(Challenges)
(1) List every place name that appears in the travel blog.
(2) Write the next part of the travel blog, starting after its final sentence.

Okay, one food picture just like during the trip. This is the marmite (say mahr-meet), or seafood stew, that I had in Marseille. Served with dry bread to soak up the juices. And, here, also with grated hard cheese and sweetened mustard. I didn’t know about this stew before the trip, and now I do.
This is one reason to travel—learning something that becomes a reason to return. I had thought I would find Marseille gritty and off-putting. Perhaps before the harbor was turned into a tourist haven, when it was still fisherman and mariners, with smells of oil and fish and dirty sea-water, I would have struggled to find the charming. No longer. Am I a pushover?
Posted at 10:22 PM |
Comments Off on Memories

Today’s moving day.
We packed up and took the train to the Gare du Nord, and found workmen busy pouring concrete (rear). We left our luggage in a locker, and took off for a half-day of sight-seeing.

We found balloonists eyeing the Basilique du Sacré Cœur de Montmartre. Is that what gave us the inspiration to ascend on foot?

Most of the way up, we found our bride of the day. We saw the couple giggle together while the photographer was barking commands…seemed like a good omen for them.

We walked around to the far less visited l’église Saint-Pierre, consecrated over 870 years (or, 87 decades) ago in 1147.

This church is where, among other things, folks honor Notre-Dame de Montmartre. She likes her snakes, I’m thinking, especially with fresh flowers.

We toured through Place du Tertre, and watched arriving artists setting up, aware, I guess, of coming sunshine/good weather.

Working our way down, we had a couple of vegetation moments. I’d rent this place!

(Supplied data)

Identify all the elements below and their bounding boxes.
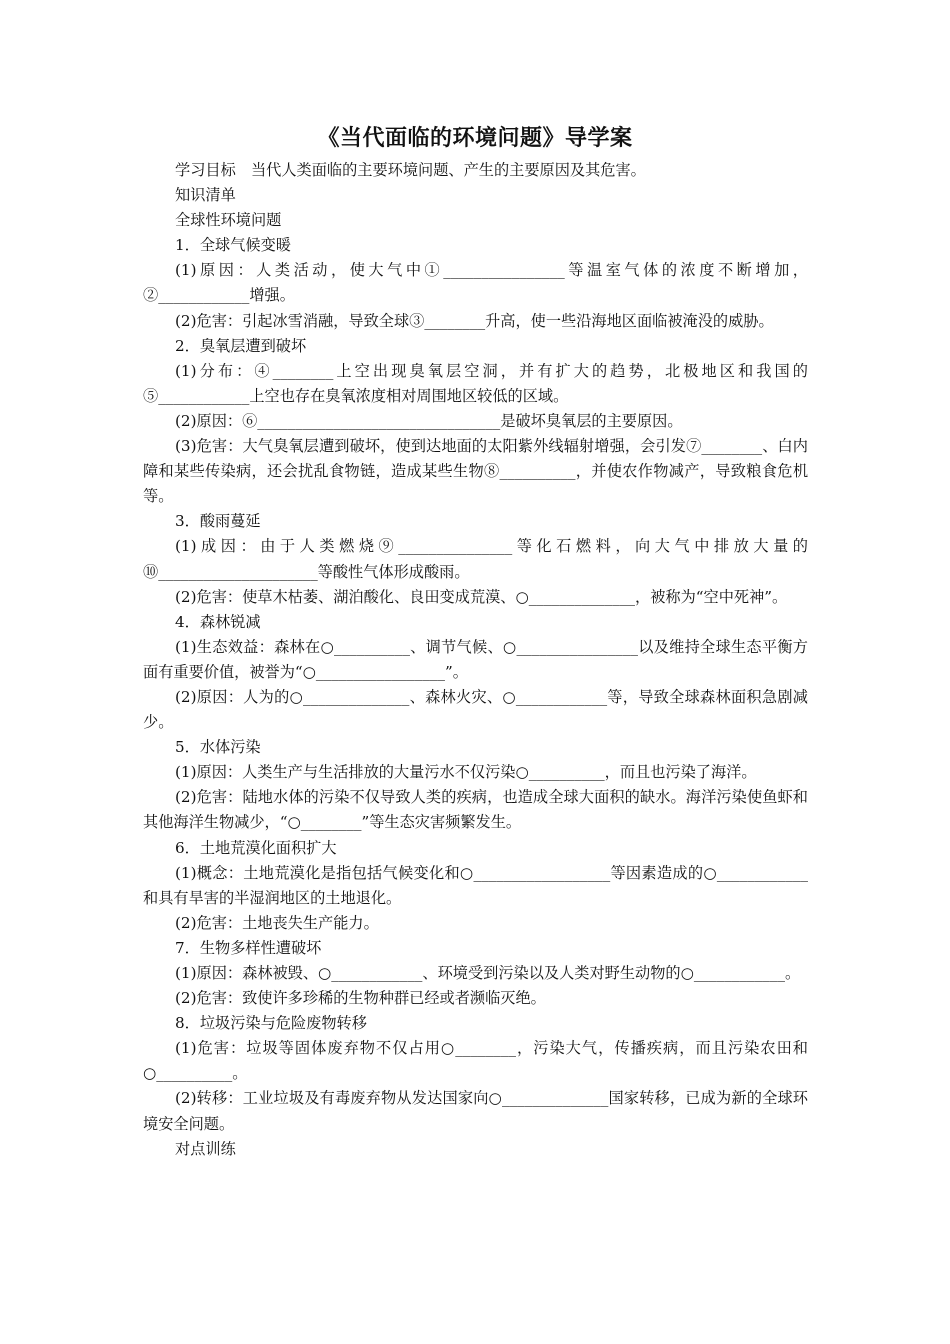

(Responses in order)
(1)
Marseille
Gare du Nord
Basilique du Sacré Cœur de Montmartre
l’église Saint-Pierre
Place du Tertre

(2)
I vaguely knew there was a vineyard on Montmartre, but didn’t anticipate seeing it. Yay! With bonus daffodils!

The Lapin Agile has many reasons for being a phrase rattling in your brain (e.g., Montmartre painters, Steve Martin play…)…and a much longer WikiPee page in French than in English.

Continuing our descent, we stopped for a bite at an old-timey (sorta) bistro. This was my shiitake soup with fresh Malabar pepper and chopped chives. I would never make it with this much pepper, but it was nuanced in flavor—and…interesting (why we eat at restaurants, no?).

Our return route to the Gare du Nord passed opposite the Louxor, Luxor in English—because we don’t have the same linguistic need for extra letters? Interesting architectural details, yet oddly streamlined.

Found a series of equations on the walls of the station section (below where we arrived) where we waited for our airport train. I think this one is something about tickets, but am too brain-dead to figure it out.

Flights listed at CGD Terminal 2. There‘s a real assortment of destinations!

And as the sun was setting, we saw this brilliant reflection from our window…. We have an early call tomorrow to make our shuttle back to the airport…so, nighty-night.
Posted at 2:25 PM |
Comments Off on Metro visits, more

We took the Metro underground and made a connection to an above-ground tram, which meant we had a view! We rode oh-so-quietly along the Seine downstream, picked a station to hop off, and headed toward the Bois de Boulogne—a huge park that once was a hunting preserve outside the city, much like Windsor was to London. In 1783, this was where the first Montgolfier hot-air balloon was flown untethered. In 1814, after Napoleon’s defeat, abdication, and exile to Alba, 40K British and American troops camped here, cutting down trees and otherwise intensively occupying the landscape, leaving it quite ravaged. The park was created in the 1850s. The builders installed an extensive irrigation system with pipes going everywhere. Crews planted lawns, meadows, and 420K trees (says Wikipee).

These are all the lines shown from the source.